• YOUR TASK
Exclude the pictures, then quote exactly the lines from the one holding "Give me the" through the last line of the records.

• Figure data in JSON
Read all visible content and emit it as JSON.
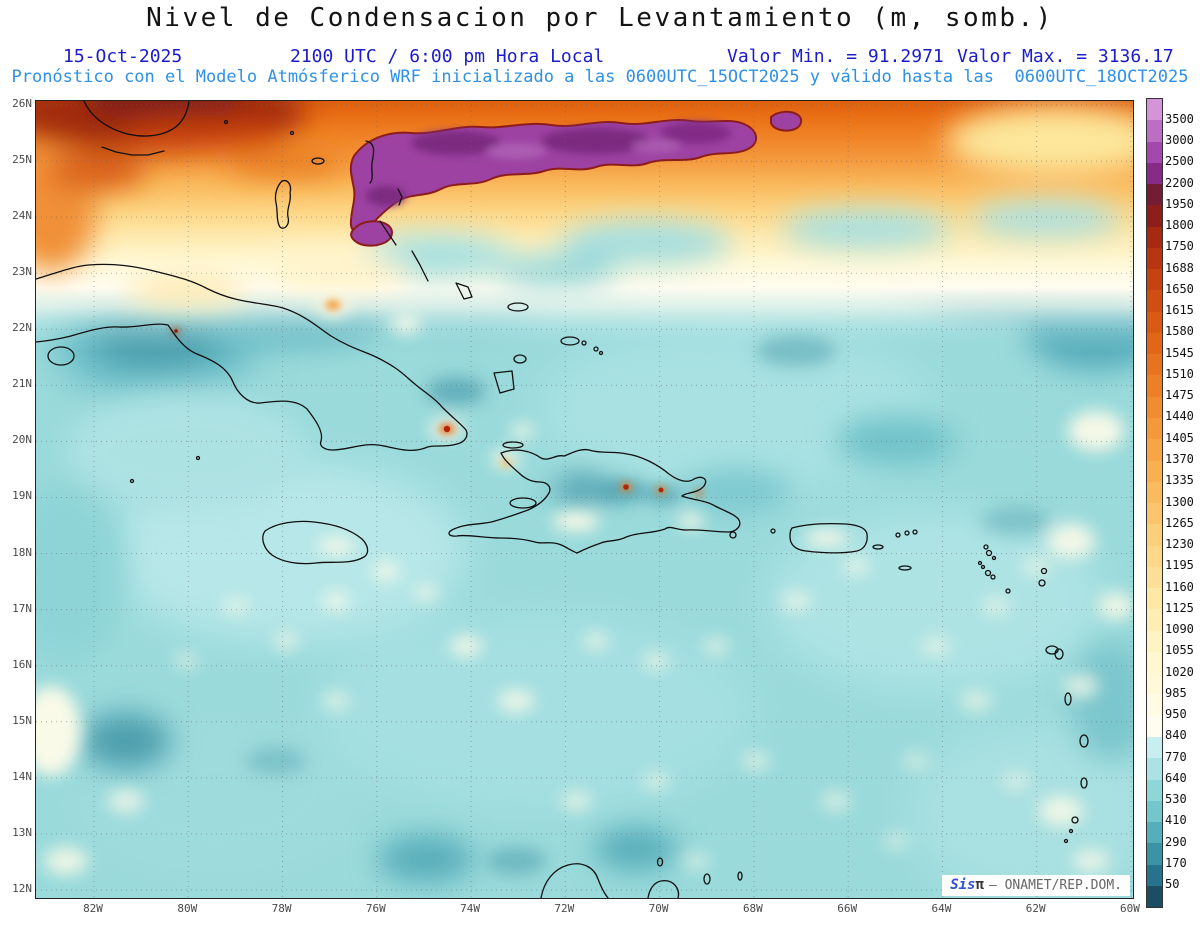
{
  "title": "Nivel de Condensacion por Levantamiento (m, somb.)",
  "header": {
    "date": "15-Oct-2025",
    "time": "2100 UTC / 6:00 pm Hora Local",
    "min_label": "Valor Min. = 91.2971",
    "max_label": "Valor Max. = 3136.17",
    "forecast": "Pronóstico con el Modelo Atmósferico WRF inicializado a las 0600UTC_15OCT2025 y válido hasta las  0600UTC_18OCT2025"
  },
  "watermark": {
    "brand_prefix": "Sis",
    "brand_symbol": "π",
    "org": "– ONAMET/REP.DOM."
  },
  "axes": {
    "lat_labels": [
      "26N",
      "25N",
      "24N",
      "23N",
      "22N",
      "21N",
      "20N",
      "19N",
      "18N",
      "17N",
      "16N",
      "15N",
      "14N",
      "13N",
      "12N"
    ],
    "lon_labels": [
      "82W",
      "80W",
      "78W",
      "76W",
      "74W",
      "72W",
      "70W",
      "68W",
      "66W",
      "64W",
      "62W",
      "60W"
    ]
  },
  "colorbar": {
    "labels": [
      "3500",
      "3000",
      "2500",
      "2200",
      "1950",
      "1800",
      "1750",
      "1688",
      "1650",
      "1615",
      "1580",
      "1545",
      "1510",
      "1475",
      "1440",
      "1405",
      "1370",
      "1335",
      "1300",
      "1265",
      "1230",
      "1195",
      "1160",
      "1125",
      "1090",
      "1055",
      "1020",
      "985",
      "950",
      "840",
      "770",
      "640",
      "530",
      "410",
      "290",
      "170",
      "50"
    ],
    "colors": [
      "#d395d8",
      "#bc6ec3",
      "#a348ac",
      "#862c87",
      "#731c33",
      "#8f1e1a",
      "#a62a10",
      "#b83510",
      "#c64211",
      "#d14e12",
      "#da5a14",
      "#e16618",
      "#e8731e",
      "#ed8026",
      "#f18d30",
      "#f4993a",
      "#f7a545",
      "#f9b051",
      "#fabb5f",
      "#fcc56d",
      "#fccf7b",
      "#fdd889",
      "#fde097",
      "#fee8a6",
      "#feeeb4",
      "#fef3c2",
      "#fff7cf",
      "#fff9da",
      "#fffbe4",
      "#fffdf0",
      "#c9eef0",
      "#abe2e4",
      "#8fd6d9",
      "#72c6cc",
      "#55afbb",
      "#3b93a6",
      "#27728c",
      "#1b4d63"
    ]
  },
  "palette": {
    "title_color": "#141414",
    "header_blue": "#1c1ccd",
    "forecast_blue": "#2e90e8",
    "axis_label": "#4a4a4a",
    "ocean_base": "#9adadb",
    "coastline": "#101010",
    "high_lcl_purple": "#9d42a2",
    "high_lcl_outline": "#8c1c1c"
  },
  "chart_data": {
    "type": "heatmap",
    "title": "Nivel de Condensacion por Levantamiento (m, somb.)",
    "units": "m",
    "value_min": 91.2971,
    "value_max": 3136.17,
    "lat_range_deg_n": [
      12,
      26
    ],
    "lon_range_deg_w": [
      83.2,
      59.8
    ],
    "contour_levels_ascending": [
      50,
      170,
      290,
      410,
      530,
      640,
      770,
      840,
      950,
      985,
      1020,
      1055,
      1090,
      1125,
      1160,
      1195,
      1230,
      1265,
      1300,
      1335,
      1370,
      1405,
      1440,
      1475,
      1510,
      1545,
      1580,
      1615,
      1650,
      1688,
      1750,
      1800,
      1950,
      2200,
      2500,
      3000,
      3500
    ],
    "palette_ref": "colorbar.colors (listed high-to-low, top of bar = highest values)",
    "legend_position": "right",
    "grid": "dotted, 1 deg latitude / 2 deg longitude",
    "qualitative_features": [
      "High LCL band (orange to purple, 1300-3500 m) north of ~23.5N, deepest dark red/purple near 24-26N between 76W and 66W",
      "Purple maxima (2200-3500 m) in elongated band ~24-25.5N, 76W-67W",
      "Most of Caribbean sea area 770-950 m (teal) with scattered pale patches 840-1100 m",
      "Darker teal pockets (170-530 m) over Cuba vicinity, Hispaniola interior, and northeast corner",
      "Small intense orange/red spots on eastern Cuba and central Hispaniola"
    ]
  }
}
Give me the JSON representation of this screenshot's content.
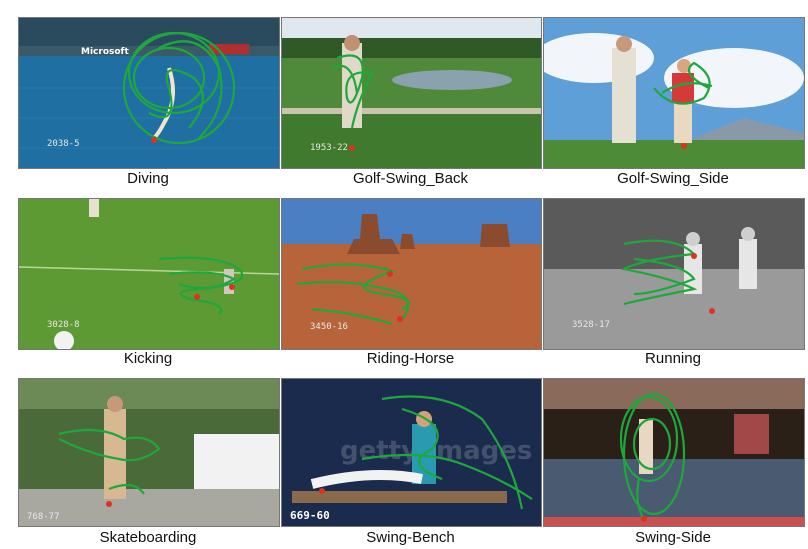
{
  "figure": {
    "panels": [
      {
        "id": "diving",
        "caption": "Diving",
        "stamp": "2038-5",
        "banner": "Microsoft"
      },
      {
        "id": "golf-swing-back",
        "caption": "Golf-Swing_Back",
        "stamp": "1953-22"
      },
      {
        "id": "golf-swing-side",
        "caption": "Golf-Swing_Side"
      },
      {
        "id": "kicking",
        "caption": "Kicking",
        "stamp": "3028-8"
      },
      {
        "id": "riding-horse",
        "caption": "Riding-Horse",
        "stamp": "3450-16"
      },
      {
        "id": "running",
        "caption": "Running",
        "stamp": "3528-17"
      },
      {
        "id": "skateboarding",
        "caption": "Skateboarding",
        "stamp": "768-77"
      },
      {
        "id": "swing-bench",
        "caption": "Swing-Bench",
        "stamp": "669-60",
        "watermark": "getty images"
      },
      {
        "id": "swing-side",
        "caption": "Swing-Side"
      }
    ],
    "colors": {
      "trajectory": "#1ea83c",
      "endpoint": "#e0301e"
    }
  }
}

• ANSWER IN FULL
Give me the JSON representation of this screenshot's content.
{
  "figure": {
    "panels": [
      {
        "id": "diving",
        "caption": "Diving",
        "stamp": "2038-5",
        "banner": "Microsoft"
      },
      {
        "id": "golf-swing-back",
        "caption": "Golf-Swing_Back",
        "stamp": "1953-22"
      },
      {
        "id": "golf-swing-side",
        "caption": "Golf-Swing_Side"
      },
      {
        "id": "kicking",
        "caption": "Kicking",
        "stamp": "3028-8"
      },
      {
        "id": "riding-horse",
        "caption": "Riding-Horse",
        "stamp": "3450-16"
      },
      {
        "id": "running",
        "caption": "Running",
        "stamp": "3528-17"
      },
      {
        "id": "skateboarding",
        "caption": "Skateboarding",
        "stamp": "768-77"
      },
      {
        "id": "swing-bench",
        "caption": "Swing-Bench",
        "stamp": "669-60",
        "watermark": "getty images"
      },
      {
        "id": "swing-side",
        "caption": "Swing-Side"
      }
    ],
    "colors": {
      "trajectory": "#1ea83c",
      "endpoint": "#e0301e"
    }
  }
}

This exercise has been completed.